--- begin Records provided ---
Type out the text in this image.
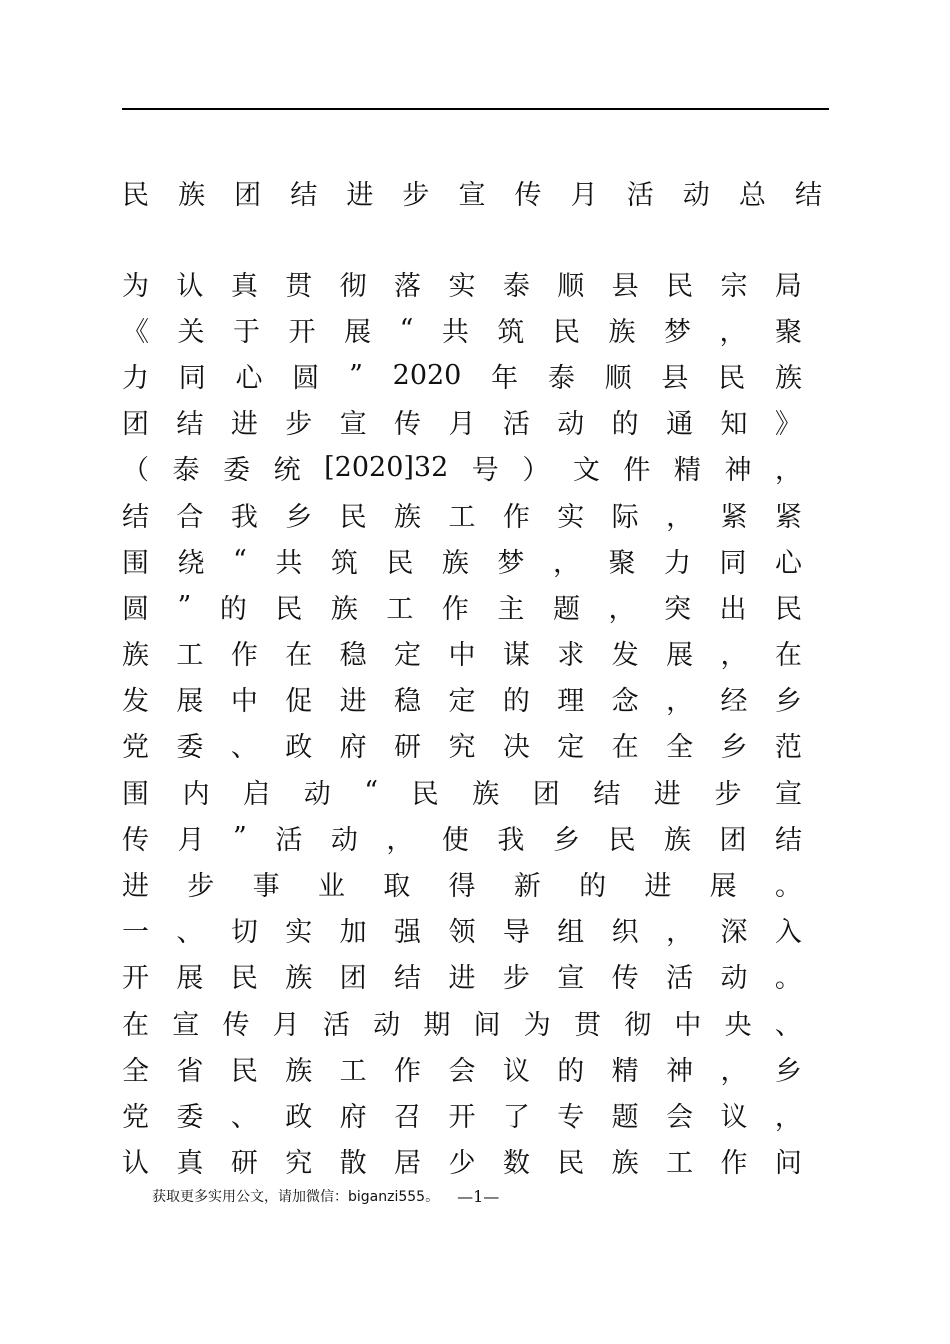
民 族 团 结 进 步 宣 传 月 活 动 总 结
为 认 真 贯 彻 落 实 泰 顺 县 民 宗 局
《 关 于 开 展 “ 共 筑 民 族 梦 ， 聚
力 同 心 圆 ” 2020 年 泰 顺 县 民 族
团 结 进 步 宣 传 月 活 动 的 通 知 》
（ 泰 委 统 [2020]32 号 ） 文 件 精 神 ，
结 合 我 乡 民 族 工 作 实 际 ， 紧 紧
围 绕 “ 共 筑 民 族 梦 ， 聚 力 同 心
圆 ” 的 民 族 工 作 主 题 ， 突 出 民
族 工 作 在 稳 定 中 谋 求 发 展 ， 在
发 展 中 促 进 稳 定 的 理 念 ， 经 乡
党 委 、 政 府 研 究 决 定 在 全 乡 范
围 内 启 动 “ 民 族 团 结 进 步 宣
传 月 ” 活 动 ， 使 我 乡 民 族 团 结
进 步 事 业 取 得 新 的 进 展 。
一 、 切 实 加 强 领 导 组 织 ， 深 入
开 展 民 族 团 结 进 步 宣 传 活 动 。
在 宣 传 月 活 动 期 间 为 贯 彻 中 央 、
全 省 民 族 工 作 会 议 的 精 神 ， 乡
党 委 、 政 府 召 开 了 专 题 会 议 ，
认 真 研 究 散 居 少 数 民 族 工 作 问
获取更多实用公文，请加微信：biganzi555。 —1—
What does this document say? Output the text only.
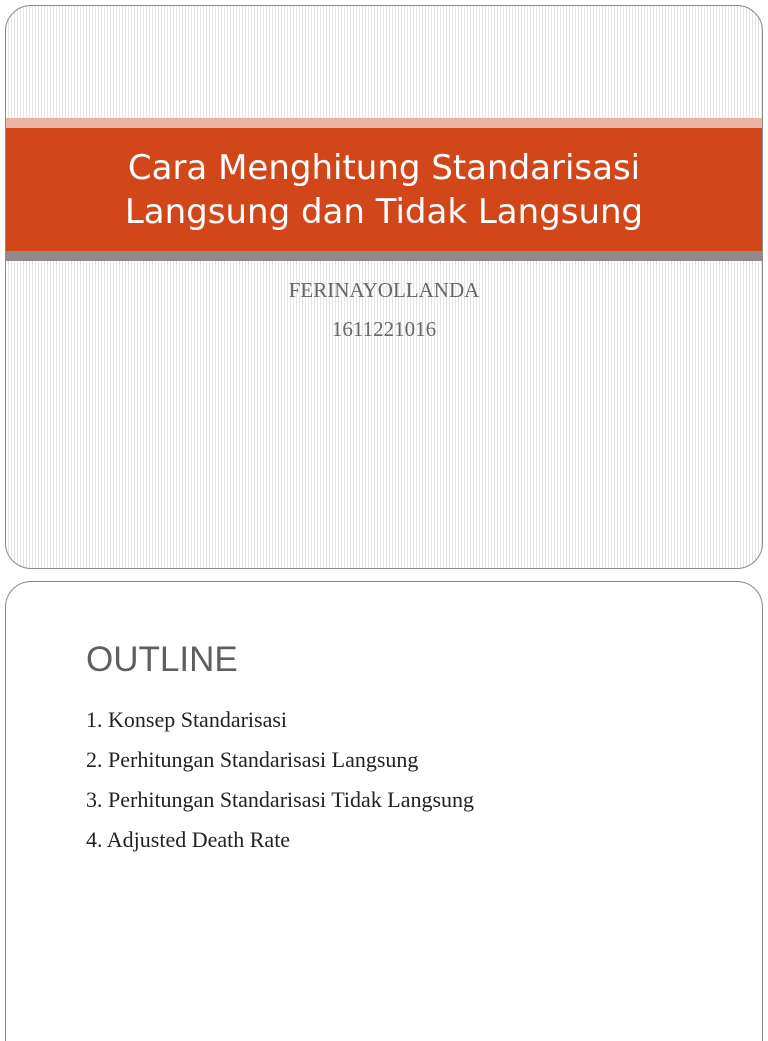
Cara Menghitung Standarisasi
Langsung dan Tidak Langsung
FERINAYOLLANDA
1611221016
OUTLINE
1. Konsep Standarisasi
2. Perhitungan Standarisasi Langsung
3. Perhitungan Standarisasi Tidak Langsung
4. Adjusted Death Rate
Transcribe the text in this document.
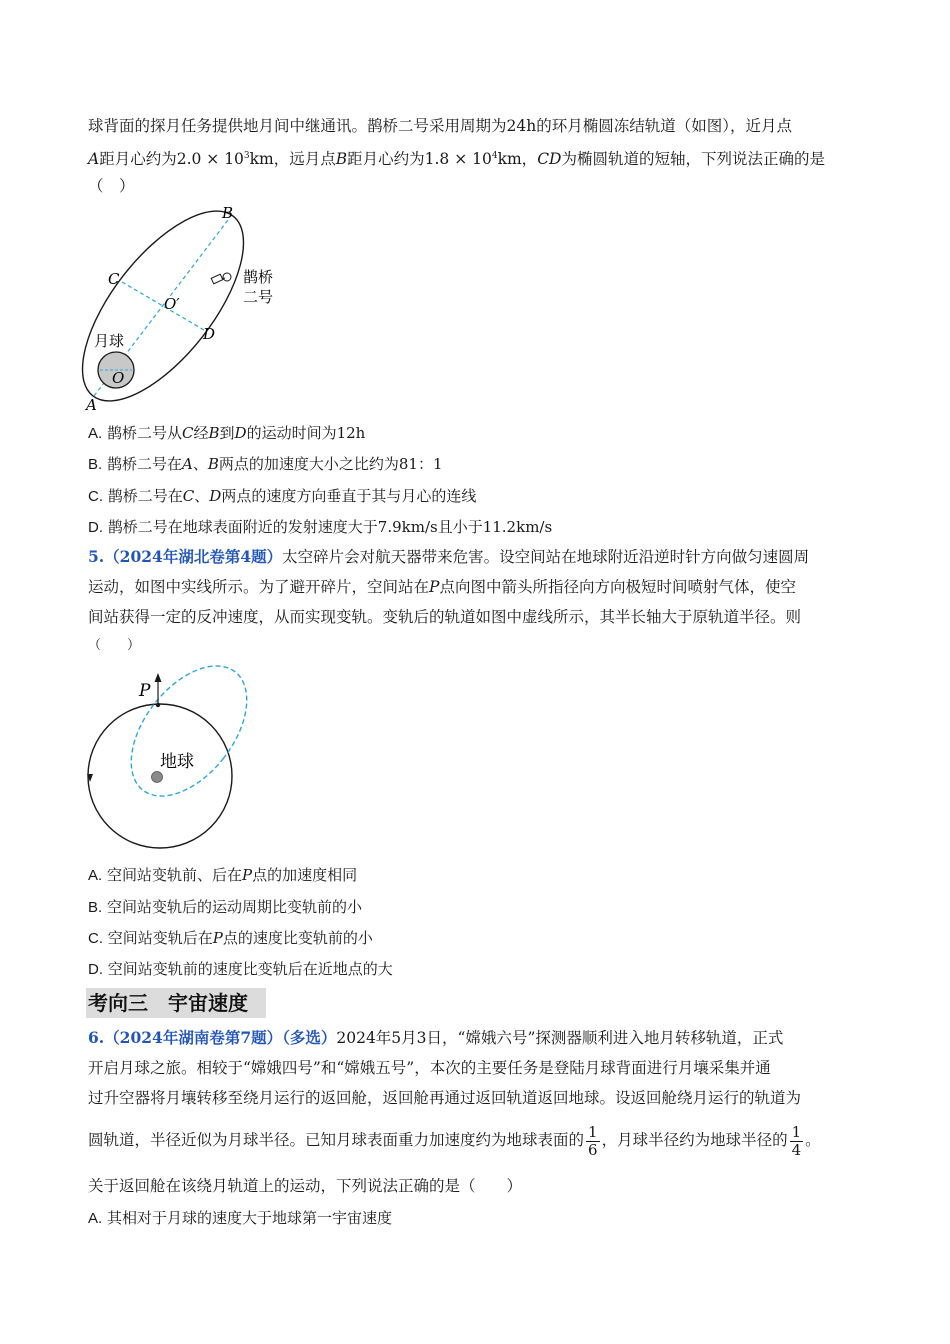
球背面的探月任务提供地月间中继通讯。鹊桥二号采用周期为24h的环月椭圆冻结轨道（如图），近月点
A距月心约为$2.0 \times 10^3km$，远月点B距月心约为$1.8 \times 10^4km$，CD为椭圆轨道的短轴，下列说法正确的是
（　）
B
C
O′
D
O
A
月球
鹊桥
二号
A. 鹊桥二号从C经B到D的运动时间为12h
B. 鹊桥二号在A、B两点的加速度大小之比约为81：1
C. 鹊桥二号在C、D两点的速度方向垂直于其与月心的连线
D. 鹊桥二号在地球表面附近的发射速度大于7.9km/s且小于11.2km/s
5.（2024年湖北卷第4题）太空碎片会对航天器带来危害。设空间站在地球附近沿逆时针方向做匀速圆周
运动，如图中实线所示。为了避开碎片，空间站在P点向图中箭头所指径向方向极短时间喷射气体，使空
间站获得一定的反冲速度，从而实现变轨。变轨后的轨道如图中虚线所示，其半长轴大于原轨道半径。则
（　　）
P
地球
A. 空间站变轨前、后在P点的加速度相同
B. 空间站变轨后的运动周期比变轨前的小
C. 空间站变轨后在P点的速度比变轨前的小
D. 空间站变轨前的速度比变轨后在近地点的大
考向三　宇宙速度
6.（2024年湖南卷第7题）（多选）2024年5月3日，“嫦娥六号”探测器顺利进入地月转移轨道，正式
开启月球之旅。相较于“嫦娥四号”和“嫦娥五号”，本次的主要任务是登陆月球背面进行月壤采集并通
过升空器将月壤转移至绕月运行的返回舱，返回舱再通过返回轨道返回地球。设返回舱绕月运行的轨道为
圆轨道，半径近似为月球半径。已知月球表面重力加速度约为地球表面的 $\frac{1}{6}$ ，月球半径约为地球半径的 $\frac{1}{4}$ 。
关于返回舱在该绕月轨道上的运动，下列说法正确的是（　　）
A. 其相对于月球的速度大于地球第一宇宙速度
--- end Records provided ---
Aim of the exercise: Output the line containing "Transcribe the text in this document." and each line after it, through the end of the material, exactly as given. No pictures belong in the output.

Correct output:
Transcribe the text in this document.
球背面的探月任务提供地月间中继通讯。鹊桥二号采用周期为24h的环月椭圆冻结轨道（如图），近月点
A距月心约为$2.0 \times 10^3km$，远月点B距月心约为$1.8 \times 10^4km$，CD为椭圆轨道的短轴，下列说法正确的是
（　）
B
C
O′
D
O
A
月球
鹊桥
二号
A. 鹊桥二号从C经B到D的运动时间为12h
B. 鹊桥二号在A、B两点的加速度大小之比约为81：1
C. 鹊桥二号在C、D两点的速度方向垂直于其与月心的连线
D. 鹊桥二号在地球表面附近的发射速度大于7.9km/s且小于11.2km/s
5.（2024年湖北卷第4题）太空碎片会对航天器带来危害。设空间站在地球附近沿逆时针方向做匀速圆周
运动，如图中实线所示。为了避开碎片，空间站在P点向图中箭头所指径向方向极短时间喷射气体，使空
间站获得一定的反冲速度，从而实现变轨。变轨后的轨道如图中虚线所示，其半长轴大于原轨道半径。则
（　　）
P
地球
A. 空间站变轨前、后在P点的加速度相同
B. 空间站变轨后的运动周期比变轨前的小
C. 空间站变轨后在P点的速度比变轨前的小
D. 空间站变轨前的速度比变轨后在近地点的大
考向三　宇宙速度
6.（2024年湖南卷第7题）（多选）2024年5月3日，“嫦娥六号”探测器顺利进入地月转移轨道，正式
开启月球之旅。相较于“嫦娥四号”和“嫦娥五号”，本次的主要任务是登陆月球背面进行月壤采集并通
过升空器将月壤转移至绕月运行的返回舱，返回舱再通过返回轨道返回地球。设返回舱绕月运行的轨道为
圆轨道，半径近似为月球半径。已知月球表面重力加速度约为地球表面的 $\frac{1}{6}$ ，月球半径约为地球半径的 $\frac{1}{4}$ 。
关于返回舱在该绕月轨道上的运动，下列说法正确的是（　　）
A. 其相对于月球的速度大于地球第一宇宙速度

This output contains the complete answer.